Recorded data.
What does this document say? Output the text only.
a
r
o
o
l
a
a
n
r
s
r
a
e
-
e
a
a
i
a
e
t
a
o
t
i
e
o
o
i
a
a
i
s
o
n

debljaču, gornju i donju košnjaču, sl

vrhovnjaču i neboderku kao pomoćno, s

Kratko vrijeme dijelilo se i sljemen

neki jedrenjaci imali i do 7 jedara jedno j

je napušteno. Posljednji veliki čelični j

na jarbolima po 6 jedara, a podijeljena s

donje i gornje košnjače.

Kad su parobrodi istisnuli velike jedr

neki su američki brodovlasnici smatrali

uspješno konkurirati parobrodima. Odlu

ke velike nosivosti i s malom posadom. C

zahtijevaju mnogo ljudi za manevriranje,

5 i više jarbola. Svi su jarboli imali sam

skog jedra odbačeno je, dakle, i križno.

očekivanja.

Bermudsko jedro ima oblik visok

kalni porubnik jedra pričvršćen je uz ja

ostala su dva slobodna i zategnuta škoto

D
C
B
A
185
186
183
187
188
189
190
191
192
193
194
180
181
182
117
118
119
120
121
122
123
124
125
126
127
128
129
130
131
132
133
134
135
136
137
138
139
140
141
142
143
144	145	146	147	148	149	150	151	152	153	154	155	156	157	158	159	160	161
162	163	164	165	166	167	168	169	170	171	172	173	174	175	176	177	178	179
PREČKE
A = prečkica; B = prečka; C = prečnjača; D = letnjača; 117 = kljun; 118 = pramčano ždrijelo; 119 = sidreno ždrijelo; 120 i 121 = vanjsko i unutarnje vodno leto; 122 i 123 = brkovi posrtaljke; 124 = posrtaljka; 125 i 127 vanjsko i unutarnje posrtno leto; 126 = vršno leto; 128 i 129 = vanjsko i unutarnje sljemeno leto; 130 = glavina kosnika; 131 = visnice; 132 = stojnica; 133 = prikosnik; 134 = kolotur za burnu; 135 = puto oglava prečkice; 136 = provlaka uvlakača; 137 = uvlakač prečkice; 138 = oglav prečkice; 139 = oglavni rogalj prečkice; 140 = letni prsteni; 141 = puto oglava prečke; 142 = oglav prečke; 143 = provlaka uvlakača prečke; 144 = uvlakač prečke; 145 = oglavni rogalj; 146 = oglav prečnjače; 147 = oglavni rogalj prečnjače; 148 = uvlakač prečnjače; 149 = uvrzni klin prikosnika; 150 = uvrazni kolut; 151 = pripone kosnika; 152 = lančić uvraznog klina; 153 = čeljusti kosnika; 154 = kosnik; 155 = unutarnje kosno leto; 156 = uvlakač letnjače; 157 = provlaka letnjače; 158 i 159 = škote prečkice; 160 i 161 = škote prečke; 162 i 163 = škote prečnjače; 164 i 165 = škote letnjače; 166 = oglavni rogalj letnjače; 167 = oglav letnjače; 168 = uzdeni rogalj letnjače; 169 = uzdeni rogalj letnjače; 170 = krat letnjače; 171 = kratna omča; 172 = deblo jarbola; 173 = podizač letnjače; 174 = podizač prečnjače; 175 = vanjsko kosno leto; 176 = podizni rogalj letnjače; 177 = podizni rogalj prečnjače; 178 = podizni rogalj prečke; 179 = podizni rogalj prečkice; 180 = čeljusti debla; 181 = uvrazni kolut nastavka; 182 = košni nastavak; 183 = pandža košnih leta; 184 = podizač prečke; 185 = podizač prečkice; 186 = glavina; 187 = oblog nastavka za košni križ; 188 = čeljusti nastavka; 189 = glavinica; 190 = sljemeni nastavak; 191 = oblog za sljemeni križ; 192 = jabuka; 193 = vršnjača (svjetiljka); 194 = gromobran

Instruction.
Tell how many lines above contain the word "neki". Give the number alone.

The completed task.
2